Short task :: Repeat, exactly and in full, the lines of the listing below, but without any pictures.
----
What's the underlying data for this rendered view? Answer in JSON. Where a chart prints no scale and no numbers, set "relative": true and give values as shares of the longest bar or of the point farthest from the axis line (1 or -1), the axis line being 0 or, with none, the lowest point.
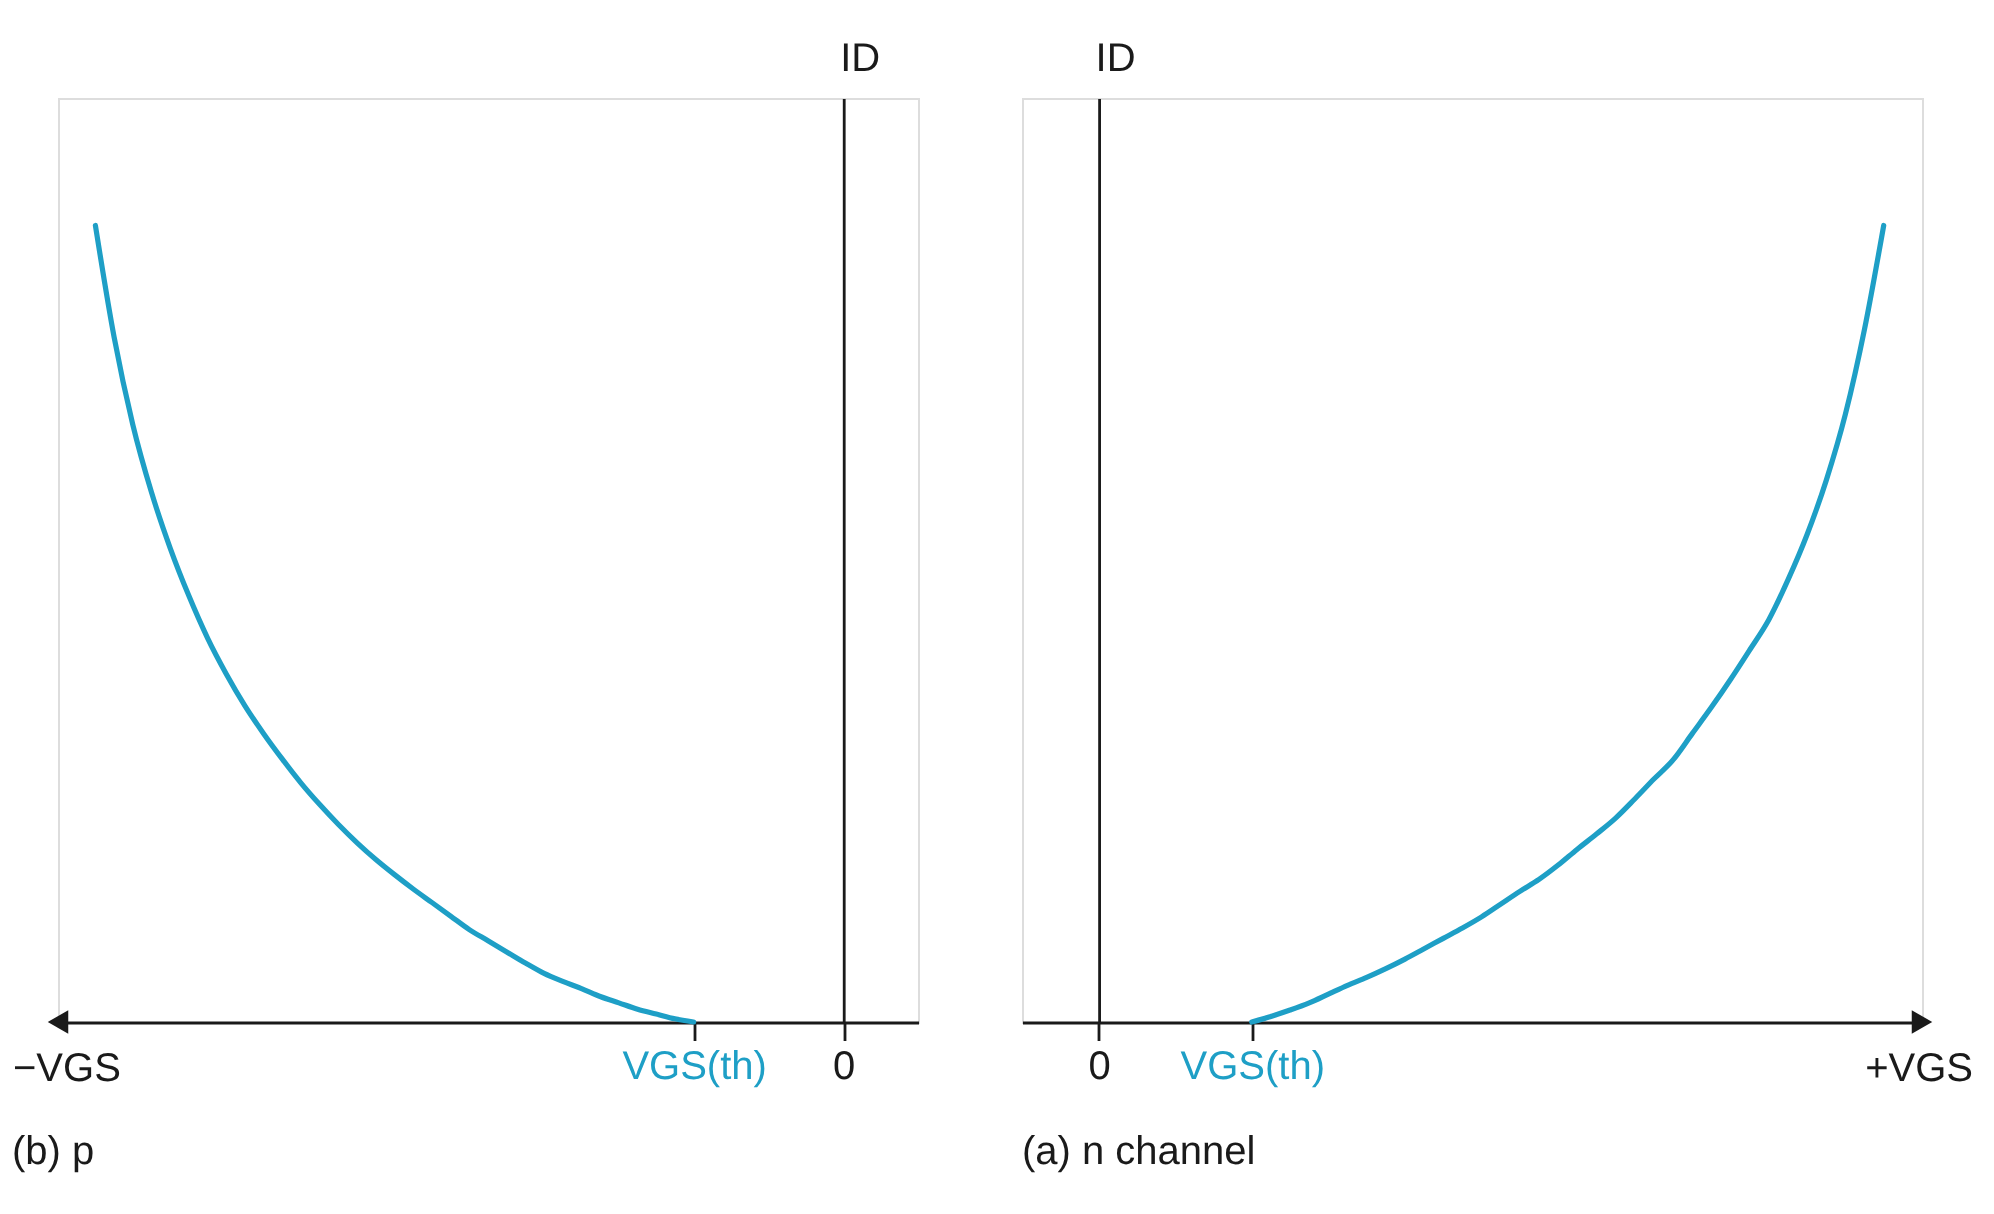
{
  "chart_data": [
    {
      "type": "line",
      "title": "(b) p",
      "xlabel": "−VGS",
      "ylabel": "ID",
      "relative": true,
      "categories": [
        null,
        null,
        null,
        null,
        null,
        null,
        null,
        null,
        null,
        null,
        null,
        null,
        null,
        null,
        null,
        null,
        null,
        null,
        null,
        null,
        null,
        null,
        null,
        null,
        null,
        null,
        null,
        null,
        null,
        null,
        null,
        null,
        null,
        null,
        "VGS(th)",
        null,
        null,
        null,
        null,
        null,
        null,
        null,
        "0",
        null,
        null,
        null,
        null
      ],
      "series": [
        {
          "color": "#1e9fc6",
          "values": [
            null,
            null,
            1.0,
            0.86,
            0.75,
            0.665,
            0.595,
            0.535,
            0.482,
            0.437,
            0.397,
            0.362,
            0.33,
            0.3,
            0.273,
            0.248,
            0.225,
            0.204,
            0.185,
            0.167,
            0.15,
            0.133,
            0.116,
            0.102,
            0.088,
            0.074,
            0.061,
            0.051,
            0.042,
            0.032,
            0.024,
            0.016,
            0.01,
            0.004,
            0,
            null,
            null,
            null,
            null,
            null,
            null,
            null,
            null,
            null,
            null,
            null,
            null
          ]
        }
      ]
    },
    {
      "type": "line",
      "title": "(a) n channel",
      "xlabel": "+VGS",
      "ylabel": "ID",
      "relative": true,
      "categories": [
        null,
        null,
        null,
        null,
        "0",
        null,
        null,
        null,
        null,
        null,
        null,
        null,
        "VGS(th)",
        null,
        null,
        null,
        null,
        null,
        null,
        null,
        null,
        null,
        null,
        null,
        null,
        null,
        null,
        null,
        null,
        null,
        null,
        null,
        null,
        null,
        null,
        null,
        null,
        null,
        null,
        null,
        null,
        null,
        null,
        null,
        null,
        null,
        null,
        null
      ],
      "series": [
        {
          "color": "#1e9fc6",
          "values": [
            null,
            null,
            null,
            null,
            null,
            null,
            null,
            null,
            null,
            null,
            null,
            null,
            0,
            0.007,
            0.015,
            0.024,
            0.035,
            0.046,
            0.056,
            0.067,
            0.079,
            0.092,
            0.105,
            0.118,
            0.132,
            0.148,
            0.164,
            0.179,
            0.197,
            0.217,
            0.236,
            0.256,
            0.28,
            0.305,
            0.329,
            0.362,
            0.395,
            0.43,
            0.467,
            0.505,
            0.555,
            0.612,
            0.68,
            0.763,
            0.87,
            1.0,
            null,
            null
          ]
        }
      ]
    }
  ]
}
----
Result below ::
What's the underlying data for this rendered view? Answer in JSON. Where a chart prints no scale and no numbers, set "relative": true and give values as shares of the longest bar or of the point farthest from the axis line (1 or -1), the axis line being 0 or, with none, the lowest point.
{
  "chart_data": [
    {
      "type": "line",
      "title": "(b) p",
      "xlabel": "−VGS",
      "ylabel": "ID",
      "relative": true,
      "categories": [
        null,
        null,
        null,
        null,
        null,
        null,
        null,
        null,
        null,
        null,
        null,
        null,
        null,
        null,
        null,
        null,
        null,
        null,
        null,
        null,
        null,
        null,
        null,
        null,
        null,
        null,
        null,
        null,
        null,
        null,
        null,
        null,
        null,
        null,
        "VGS(th)",
        null,
        null,
        null,
        null,
        null,
        null,
        null,
        "0",
        null,
        null,
        null,
        null
      ],
      "series": [
        {
          "color": "#1e9fc6",
          "values": [
            null,
            null,
            1.0,
            0.86,
            0.75,
            0.665,
            0.595,
            0.535,
            0.482,
            0.437,
            0.397,
            0.362,
            0.33,
            0.3,
            0.273,
            0.248,
            0.225,
            0.204,
            0.185,
            0.167,
            0.15,
            0.133,
            0.116,
            0.102,
            0.088,
            0.074,
            0.061,
            0.051,
            0.042,
            0.032,
            0.024,
            0.016,
            0.01,
            0.004,
            0,
            null,
            null,
            null,
            null,
            null,
            null,
            null,
            null,
            null,
            null,
            null,
            null
          ]
        }
      ]
    },
    {
      "type": "line",
      "title": "(a) n channel",
      "xlabel": "+VGS",
      "ylabel": "ID",
      "relative": true,
      "categories": [
        null,
        null,
        null,
        null,
        "0",
        null,
        null,
        null,
        null,
        null,
        null,
        null,
        "VGS(th)",
        null,
        null,
        null,
        null,
        null,
        null,
        null,
        null,
        null,
        null,
        null,
        null,
        null,
        null,
        null,
        null,
        null,
        null,
        null,
        null,
        null,
        null,
        null,
        null,
        null,
        null,
        null,
        null,
        null,
        null,
        null,
        null,
        null,
        null,
        null
      ],
      "series": [
        {
          "color": "#1e9fc6",
          "values": [
            null,
            null,
            null,
            null,
            null,
            null,
            null,
            null,
            null,
            null,
            null,
            null,
            0,
            0.007,
            0.015,
            0.024,
            0.035,
            0.046,
            0.056,
            0.067,
            0.079,
            0.092,
            0.105,
            0.118,
            0.132,
            0.148,
            0.164,
            0.179,
            0.197,
            0.217,
            0.236,
            0.256,
            0.28,
            0.305,
            0.329,
            0.362,
            0.395,
            0.43,
            0.467,
            0.505,
            0.555,
            0.612,
            0.68,
            0.763,
            0.87,
            1.0,
            null,
            null
          ]
        }
      ]
    }
  ]
}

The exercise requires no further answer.